- **WHAT YOU HAVE TO DO**: Filter these entries, keeping only lines that hold the word "借地生金".
--- Start of STORED ROWS ---
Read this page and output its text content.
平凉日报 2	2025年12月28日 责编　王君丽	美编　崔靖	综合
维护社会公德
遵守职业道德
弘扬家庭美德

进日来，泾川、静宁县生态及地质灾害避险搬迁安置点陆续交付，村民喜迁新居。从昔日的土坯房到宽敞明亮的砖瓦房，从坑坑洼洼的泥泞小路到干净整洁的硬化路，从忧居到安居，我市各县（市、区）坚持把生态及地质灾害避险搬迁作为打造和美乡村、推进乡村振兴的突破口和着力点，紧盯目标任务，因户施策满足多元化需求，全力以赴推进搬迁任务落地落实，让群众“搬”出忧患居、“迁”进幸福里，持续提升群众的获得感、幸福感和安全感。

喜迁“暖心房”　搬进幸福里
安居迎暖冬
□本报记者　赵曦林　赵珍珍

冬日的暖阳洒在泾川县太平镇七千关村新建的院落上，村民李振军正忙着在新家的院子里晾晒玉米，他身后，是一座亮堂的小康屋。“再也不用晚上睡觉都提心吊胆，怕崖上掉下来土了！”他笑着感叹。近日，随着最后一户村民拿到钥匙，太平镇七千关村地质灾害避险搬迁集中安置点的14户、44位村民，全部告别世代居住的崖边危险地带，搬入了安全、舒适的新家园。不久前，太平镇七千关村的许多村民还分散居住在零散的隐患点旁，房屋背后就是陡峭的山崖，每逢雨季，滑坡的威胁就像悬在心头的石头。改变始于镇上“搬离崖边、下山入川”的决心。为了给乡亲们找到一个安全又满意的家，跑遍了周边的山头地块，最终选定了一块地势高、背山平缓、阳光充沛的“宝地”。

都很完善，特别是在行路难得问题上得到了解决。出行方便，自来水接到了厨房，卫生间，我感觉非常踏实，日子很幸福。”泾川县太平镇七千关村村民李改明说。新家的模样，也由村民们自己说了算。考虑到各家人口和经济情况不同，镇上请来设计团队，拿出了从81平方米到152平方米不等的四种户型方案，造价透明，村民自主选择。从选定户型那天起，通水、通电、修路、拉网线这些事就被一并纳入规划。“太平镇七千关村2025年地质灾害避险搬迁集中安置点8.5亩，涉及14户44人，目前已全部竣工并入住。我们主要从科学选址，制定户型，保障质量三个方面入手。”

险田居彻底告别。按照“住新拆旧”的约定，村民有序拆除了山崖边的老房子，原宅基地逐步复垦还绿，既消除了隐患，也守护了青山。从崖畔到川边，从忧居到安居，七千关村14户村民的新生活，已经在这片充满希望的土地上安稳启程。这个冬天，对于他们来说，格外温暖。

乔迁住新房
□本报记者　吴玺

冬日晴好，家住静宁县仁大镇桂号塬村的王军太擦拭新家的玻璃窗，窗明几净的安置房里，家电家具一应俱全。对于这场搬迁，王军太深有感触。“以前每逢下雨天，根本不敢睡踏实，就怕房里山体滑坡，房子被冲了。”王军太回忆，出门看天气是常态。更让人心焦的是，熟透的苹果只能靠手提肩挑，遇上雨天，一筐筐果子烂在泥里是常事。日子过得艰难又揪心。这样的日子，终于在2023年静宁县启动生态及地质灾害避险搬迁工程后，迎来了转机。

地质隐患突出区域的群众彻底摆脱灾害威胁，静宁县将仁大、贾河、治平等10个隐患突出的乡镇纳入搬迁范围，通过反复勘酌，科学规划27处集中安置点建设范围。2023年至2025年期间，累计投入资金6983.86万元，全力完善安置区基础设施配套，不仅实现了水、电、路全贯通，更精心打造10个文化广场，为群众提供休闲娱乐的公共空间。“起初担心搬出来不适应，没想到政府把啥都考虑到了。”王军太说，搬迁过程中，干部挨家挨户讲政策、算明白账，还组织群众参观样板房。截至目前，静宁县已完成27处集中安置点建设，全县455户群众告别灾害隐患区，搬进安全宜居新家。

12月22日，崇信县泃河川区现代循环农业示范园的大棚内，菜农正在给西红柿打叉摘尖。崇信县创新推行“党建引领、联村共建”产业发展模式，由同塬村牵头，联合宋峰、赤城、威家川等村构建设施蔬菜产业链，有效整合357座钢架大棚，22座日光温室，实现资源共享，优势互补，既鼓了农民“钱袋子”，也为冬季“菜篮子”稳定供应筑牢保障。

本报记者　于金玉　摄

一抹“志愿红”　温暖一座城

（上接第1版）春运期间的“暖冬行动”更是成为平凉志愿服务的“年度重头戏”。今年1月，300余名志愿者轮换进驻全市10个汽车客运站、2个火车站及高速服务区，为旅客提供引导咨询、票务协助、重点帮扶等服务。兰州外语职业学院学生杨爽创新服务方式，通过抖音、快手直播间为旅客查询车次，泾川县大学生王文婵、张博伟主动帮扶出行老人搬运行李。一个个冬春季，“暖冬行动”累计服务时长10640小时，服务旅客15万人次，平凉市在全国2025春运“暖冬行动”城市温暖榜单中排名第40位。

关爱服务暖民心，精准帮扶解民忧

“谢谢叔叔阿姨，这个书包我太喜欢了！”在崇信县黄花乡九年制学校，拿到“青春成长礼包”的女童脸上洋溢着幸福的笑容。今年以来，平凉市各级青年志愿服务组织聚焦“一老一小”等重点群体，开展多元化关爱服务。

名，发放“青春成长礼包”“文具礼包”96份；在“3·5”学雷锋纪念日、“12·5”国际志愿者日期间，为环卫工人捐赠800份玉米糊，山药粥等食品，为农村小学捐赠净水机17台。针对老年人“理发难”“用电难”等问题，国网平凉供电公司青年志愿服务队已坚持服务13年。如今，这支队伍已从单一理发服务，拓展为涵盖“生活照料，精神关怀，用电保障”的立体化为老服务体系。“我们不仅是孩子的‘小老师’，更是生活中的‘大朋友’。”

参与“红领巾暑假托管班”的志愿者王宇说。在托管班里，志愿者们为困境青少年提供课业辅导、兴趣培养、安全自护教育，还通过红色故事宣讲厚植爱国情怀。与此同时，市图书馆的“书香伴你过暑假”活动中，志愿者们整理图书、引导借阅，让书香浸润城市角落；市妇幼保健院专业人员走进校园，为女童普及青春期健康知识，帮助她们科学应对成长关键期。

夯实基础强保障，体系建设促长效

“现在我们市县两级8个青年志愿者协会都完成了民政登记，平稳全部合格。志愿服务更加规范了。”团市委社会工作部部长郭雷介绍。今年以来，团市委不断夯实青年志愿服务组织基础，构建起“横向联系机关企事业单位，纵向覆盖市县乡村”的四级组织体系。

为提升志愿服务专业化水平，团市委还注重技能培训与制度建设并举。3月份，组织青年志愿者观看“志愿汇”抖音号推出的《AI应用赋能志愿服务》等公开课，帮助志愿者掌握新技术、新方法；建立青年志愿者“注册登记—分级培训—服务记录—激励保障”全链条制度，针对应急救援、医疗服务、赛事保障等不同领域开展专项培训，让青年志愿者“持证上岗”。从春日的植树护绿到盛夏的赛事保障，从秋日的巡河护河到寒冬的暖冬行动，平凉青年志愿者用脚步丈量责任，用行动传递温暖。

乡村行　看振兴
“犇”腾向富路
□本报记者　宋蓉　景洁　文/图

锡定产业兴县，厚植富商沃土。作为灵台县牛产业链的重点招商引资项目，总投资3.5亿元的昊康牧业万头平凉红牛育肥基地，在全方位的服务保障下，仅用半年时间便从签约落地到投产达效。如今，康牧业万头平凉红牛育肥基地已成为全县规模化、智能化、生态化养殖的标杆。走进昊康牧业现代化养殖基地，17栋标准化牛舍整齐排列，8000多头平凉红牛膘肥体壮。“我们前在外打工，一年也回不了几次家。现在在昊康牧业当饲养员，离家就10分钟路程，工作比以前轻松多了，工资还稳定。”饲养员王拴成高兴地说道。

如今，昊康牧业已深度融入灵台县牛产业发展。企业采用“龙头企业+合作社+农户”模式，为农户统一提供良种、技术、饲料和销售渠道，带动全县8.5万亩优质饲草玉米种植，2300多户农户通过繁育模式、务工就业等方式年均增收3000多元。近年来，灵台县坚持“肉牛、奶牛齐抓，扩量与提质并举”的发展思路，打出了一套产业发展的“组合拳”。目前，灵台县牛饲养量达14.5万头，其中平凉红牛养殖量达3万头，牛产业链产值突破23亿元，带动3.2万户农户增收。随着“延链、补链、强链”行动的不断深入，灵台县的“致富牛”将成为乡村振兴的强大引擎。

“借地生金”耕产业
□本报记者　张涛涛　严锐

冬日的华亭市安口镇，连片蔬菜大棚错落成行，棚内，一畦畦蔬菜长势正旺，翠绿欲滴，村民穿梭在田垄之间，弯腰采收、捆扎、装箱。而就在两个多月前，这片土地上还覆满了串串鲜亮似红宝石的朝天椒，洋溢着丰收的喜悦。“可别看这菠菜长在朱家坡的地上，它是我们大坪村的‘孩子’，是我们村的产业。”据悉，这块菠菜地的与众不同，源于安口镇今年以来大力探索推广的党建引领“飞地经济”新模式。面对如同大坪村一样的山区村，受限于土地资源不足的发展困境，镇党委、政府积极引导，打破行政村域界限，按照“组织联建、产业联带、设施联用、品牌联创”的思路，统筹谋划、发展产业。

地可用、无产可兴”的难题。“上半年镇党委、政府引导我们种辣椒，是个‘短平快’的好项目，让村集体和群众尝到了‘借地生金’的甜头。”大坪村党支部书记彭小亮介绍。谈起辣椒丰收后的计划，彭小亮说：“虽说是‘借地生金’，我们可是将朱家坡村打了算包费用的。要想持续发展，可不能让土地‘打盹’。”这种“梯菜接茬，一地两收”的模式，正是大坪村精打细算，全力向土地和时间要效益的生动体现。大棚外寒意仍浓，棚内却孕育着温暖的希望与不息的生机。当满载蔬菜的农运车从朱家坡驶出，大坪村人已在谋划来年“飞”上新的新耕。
--- End of STORED ROWS ---
- **SOLUTION FOR THIS EXERCISE**:
“借地生金”耕产业
地可用、无产可兴”的难题。“上半年镇党委、政府引导我们种辣椒，是个‘短平快’的好项目，让村集体和群众尝到了‘借地生金’的甜头。”大坪村党支部书记彭小亮介绍。谈起辣椒丰收后的计划，彭小亮说：“虽说是‘借地生金’，我们可是将朱家坡村打了算包费用的。要想持续发展，可不能让土地‘打盹’。”这种“梯菜接茬，一地两收”的模式，正是大坪村精打细算，全力向土地和时间要效益的生动体现。大棚外寒意仍浓，棚内却孕育着温暖的希望与不息的生机。当满载蔬菜的农运车从朱家坡驶出，大坪村人已在谋划来年“飞”上新的新耕。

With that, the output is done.